Dataset records
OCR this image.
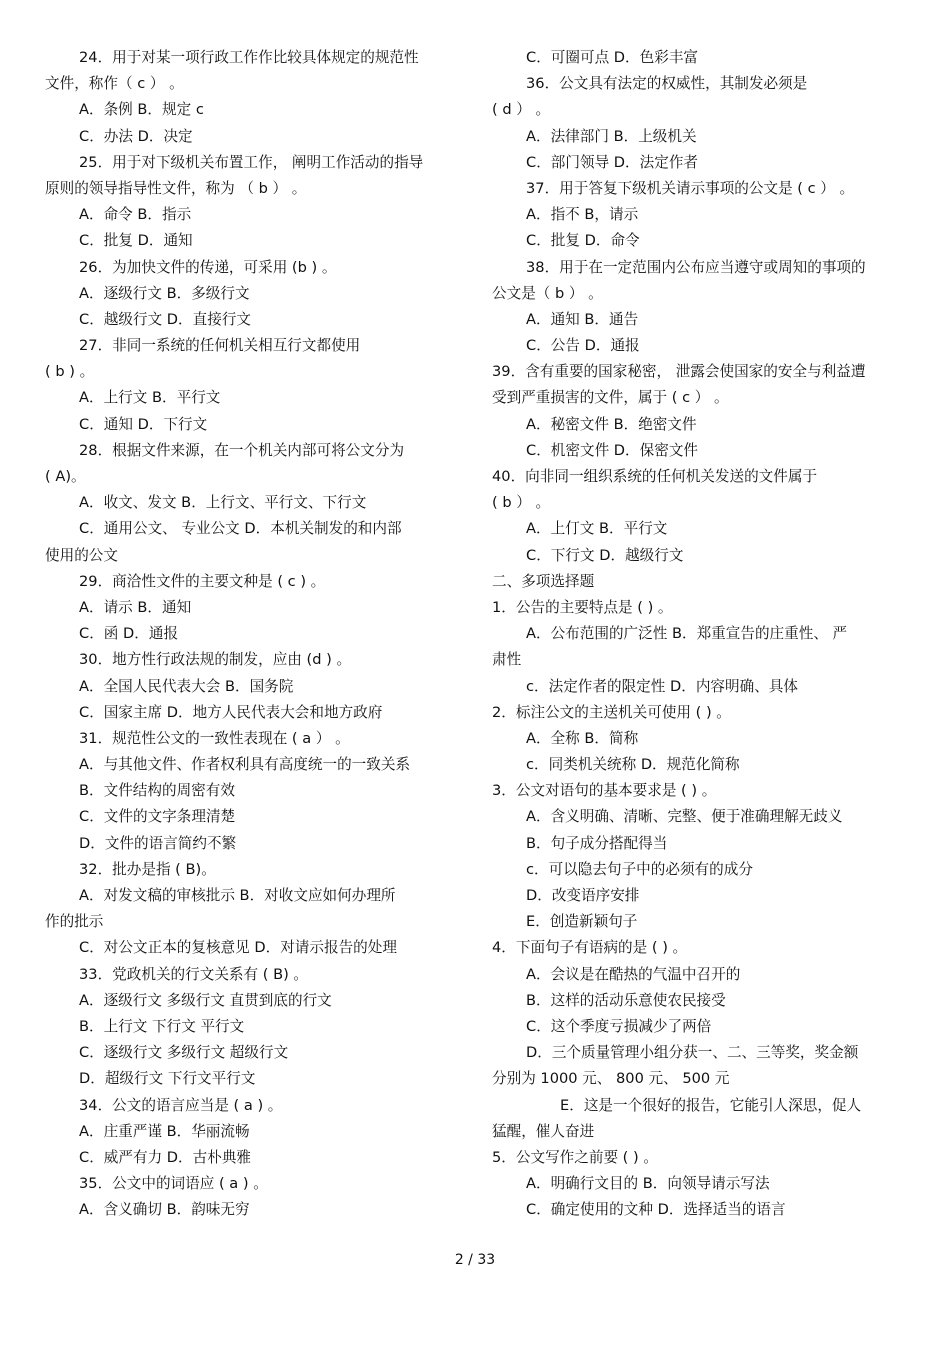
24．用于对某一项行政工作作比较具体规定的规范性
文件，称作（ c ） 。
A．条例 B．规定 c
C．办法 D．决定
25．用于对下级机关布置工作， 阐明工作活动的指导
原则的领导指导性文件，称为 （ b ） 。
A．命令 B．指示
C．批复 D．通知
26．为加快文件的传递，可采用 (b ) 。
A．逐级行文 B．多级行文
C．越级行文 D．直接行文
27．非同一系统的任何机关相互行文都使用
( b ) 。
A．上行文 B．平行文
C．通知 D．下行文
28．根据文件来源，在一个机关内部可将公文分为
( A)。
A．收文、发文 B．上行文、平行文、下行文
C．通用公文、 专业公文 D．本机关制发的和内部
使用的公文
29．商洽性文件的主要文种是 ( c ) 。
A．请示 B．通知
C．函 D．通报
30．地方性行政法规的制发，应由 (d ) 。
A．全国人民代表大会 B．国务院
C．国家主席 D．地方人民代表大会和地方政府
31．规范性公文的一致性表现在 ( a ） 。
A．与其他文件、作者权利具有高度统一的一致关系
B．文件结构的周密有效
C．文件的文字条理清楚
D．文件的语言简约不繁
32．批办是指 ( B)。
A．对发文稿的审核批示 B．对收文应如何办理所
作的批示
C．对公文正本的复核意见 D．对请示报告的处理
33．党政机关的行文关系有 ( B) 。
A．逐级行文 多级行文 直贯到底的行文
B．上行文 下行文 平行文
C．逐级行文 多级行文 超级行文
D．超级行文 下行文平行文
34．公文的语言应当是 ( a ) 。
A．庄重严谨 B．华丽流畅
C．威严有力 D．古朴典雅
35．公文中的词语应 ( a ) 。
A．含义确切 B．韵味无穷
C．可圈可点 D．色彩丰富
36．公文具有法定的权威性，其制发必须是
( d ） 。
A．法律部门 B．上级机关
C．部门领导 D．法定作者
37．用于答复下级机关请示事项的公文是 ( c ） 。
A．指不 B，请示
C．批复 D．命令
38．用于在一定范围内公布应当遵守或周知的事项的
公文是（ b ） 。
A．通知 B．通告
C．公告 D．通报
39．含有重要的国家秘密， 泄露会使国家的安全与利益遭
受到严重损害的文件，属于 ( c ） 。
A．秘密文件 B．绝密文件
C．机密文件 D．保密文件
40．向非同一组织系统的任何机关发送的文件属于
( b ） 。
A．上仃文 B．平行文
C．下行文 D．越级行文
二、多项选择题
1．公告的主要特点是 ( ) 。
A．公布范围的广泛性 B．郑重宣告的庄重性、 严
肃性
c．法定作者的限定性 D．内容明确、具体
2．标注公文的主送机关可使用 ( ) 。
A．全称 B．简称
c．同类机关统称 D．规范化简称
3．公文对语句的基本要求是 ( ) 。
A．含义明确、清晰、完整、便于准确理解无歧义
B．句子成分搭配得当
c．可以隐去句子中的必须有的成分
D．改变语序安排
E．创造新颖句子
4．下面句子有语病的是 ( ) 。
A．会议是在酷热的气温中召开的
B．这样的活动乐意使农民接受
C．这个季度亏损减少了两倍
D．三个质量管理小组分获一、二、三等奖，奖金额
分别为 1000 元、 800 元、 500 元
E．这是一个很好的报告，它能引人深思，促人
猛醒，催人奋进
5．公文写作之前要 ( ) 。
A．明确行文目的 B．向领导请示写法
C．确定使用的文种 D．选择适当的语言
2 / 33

* * *

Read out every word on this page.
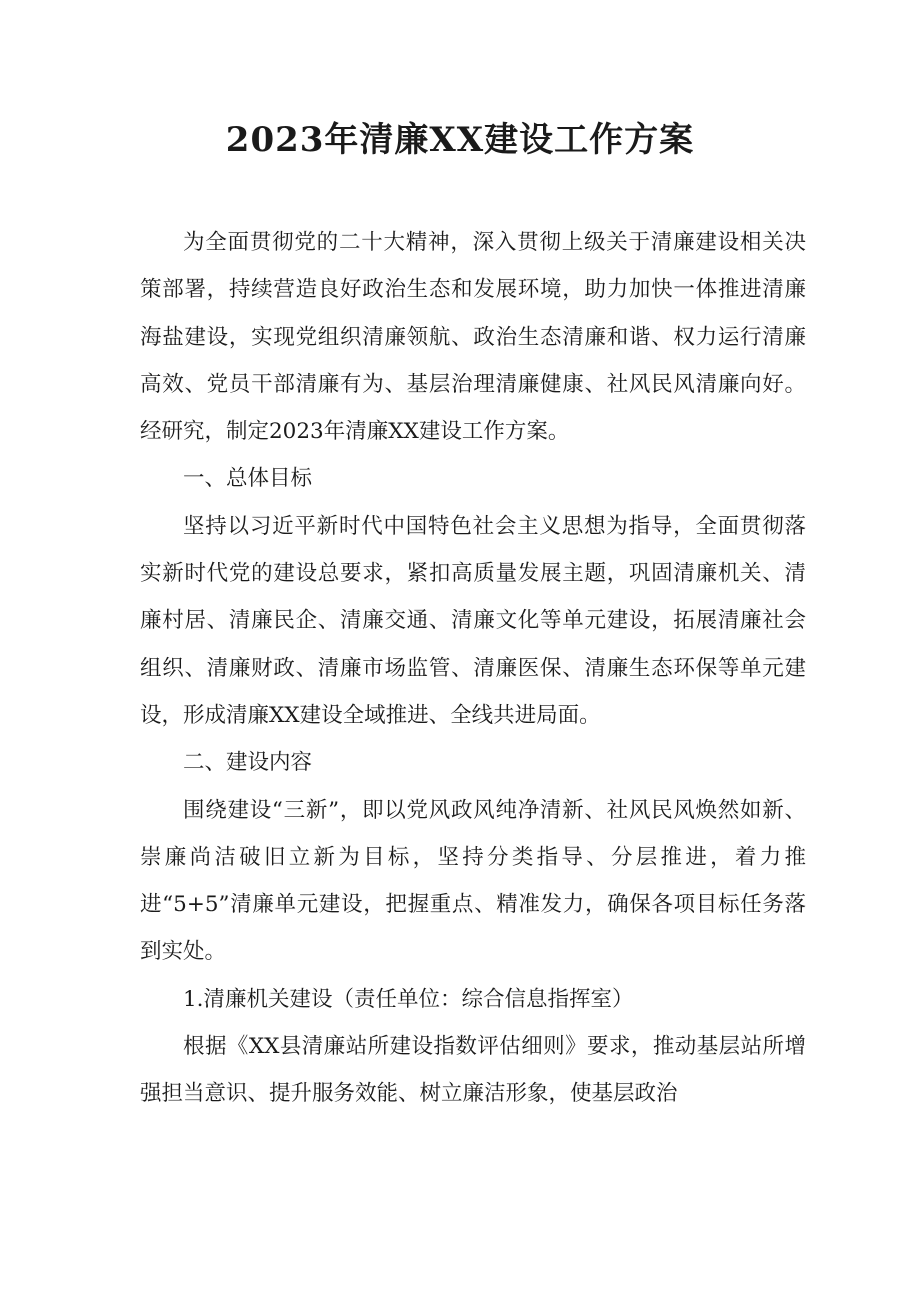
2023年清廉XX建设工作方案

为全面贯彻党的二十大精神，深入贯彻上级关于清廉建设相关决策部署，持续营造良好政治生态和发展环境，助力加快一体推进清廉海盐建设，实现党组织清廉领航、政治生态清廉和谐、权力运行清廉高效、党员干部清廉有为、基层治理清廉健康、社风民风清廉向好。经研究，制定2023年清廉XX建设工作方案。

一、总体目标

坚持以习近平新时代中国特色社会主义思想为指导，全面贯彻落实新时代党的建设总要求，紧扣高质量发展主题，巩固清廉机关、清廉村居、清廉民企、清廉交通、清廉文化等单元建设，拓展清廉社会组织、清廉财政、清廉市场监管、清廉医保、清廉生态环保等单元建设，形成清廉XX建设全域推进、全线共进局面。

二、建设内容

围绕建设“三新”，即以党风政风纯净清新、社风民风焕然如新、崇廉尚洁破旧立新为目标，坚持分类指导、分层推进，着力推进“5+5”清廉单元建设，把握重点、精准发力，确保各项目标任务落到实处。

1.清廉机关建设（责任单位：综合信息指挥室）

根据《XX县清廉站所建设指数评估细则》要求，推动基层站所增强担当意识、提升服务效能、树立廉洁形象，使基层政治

* * *

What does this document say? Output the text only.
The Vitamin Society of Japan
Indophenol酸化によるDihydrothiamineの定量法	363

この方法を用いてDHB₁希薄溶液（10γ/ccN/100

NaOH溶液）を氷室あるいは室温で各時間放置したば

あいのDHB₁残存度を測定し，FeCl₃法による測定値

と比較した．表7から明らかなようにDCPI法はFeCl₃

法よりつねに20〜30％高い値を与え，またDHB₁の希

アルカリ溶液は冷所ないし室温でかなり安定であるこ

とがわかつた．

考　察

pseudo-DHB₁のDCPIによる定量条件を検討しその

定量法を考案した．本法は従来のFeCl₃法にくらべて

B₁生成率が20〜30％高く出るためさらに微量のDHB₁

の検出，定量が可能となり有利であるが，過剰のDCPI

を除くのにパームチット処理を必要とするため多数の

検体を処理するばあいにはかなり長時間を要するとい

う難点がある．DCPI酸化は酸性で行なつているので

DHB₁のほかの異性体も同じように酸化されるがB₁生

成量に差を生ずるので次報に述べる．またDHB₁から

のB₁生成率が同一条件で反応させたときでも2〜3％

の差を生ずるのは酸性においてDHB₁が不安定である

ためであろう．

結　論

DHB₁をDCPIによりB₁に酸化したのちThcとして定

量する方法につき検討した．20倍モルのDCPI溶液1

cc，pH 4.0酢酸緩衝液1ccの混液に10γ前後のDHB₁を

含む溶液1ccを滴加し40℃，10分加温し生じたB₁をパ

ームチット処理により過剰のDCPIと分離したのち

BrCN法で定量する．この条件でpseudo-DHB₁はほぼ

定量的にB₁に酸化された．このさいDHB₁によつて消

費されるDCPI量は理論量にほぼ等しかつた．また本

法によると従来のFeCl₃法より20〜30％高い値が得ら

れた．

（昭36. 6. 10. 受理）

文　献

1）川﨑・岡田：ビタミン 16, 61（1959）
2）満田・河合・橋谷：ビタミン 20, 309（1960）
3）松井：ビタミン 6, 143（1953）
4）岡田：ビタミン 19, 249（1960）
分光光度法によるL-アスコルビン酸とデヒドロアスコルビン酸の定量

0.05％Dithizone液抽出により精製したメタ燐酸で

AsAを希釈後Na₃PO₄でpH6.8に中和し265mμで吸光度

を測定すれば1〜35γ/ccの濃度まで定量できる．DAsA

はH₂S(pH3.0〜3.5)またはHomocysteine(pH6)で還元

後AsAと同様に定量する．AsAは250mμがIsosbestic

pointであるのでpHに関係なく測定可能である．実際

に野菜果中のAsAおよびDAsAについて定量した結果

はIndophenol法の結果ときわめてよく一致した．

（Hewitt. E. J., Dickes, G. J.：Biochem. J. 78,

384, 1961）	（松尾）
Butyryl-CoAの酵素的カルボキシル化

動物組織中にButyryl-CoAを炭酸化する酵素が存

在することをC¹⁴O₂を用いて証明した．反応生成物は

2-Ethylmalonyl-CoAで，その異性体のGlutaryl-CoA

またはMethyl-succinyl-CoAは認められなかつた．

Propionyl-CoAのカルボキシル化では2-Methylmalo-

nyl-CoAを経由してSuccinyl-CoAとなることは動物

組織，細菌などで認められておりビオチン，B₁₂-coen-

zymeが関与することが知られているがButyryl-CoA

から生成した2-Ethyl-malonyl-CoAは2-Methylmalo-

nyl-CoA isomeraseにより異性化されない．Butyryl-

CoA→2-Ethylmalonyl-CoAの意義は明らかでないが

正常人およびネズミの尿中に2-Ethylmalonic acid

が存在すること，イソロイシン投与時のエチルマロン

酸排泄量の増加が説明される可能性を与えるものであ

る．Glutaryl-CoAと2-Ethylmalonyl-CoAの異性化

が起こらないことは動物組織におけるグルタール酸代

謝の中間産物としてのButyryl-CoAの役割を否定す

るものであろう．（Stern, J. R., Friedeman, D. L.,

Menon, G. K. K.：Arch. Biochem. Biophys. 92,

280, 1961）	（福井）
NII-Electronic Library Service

Instructions for the task:
Only the number should be given: how many lines of the data contain the word "逐级行文"?

Solution to this problem:
3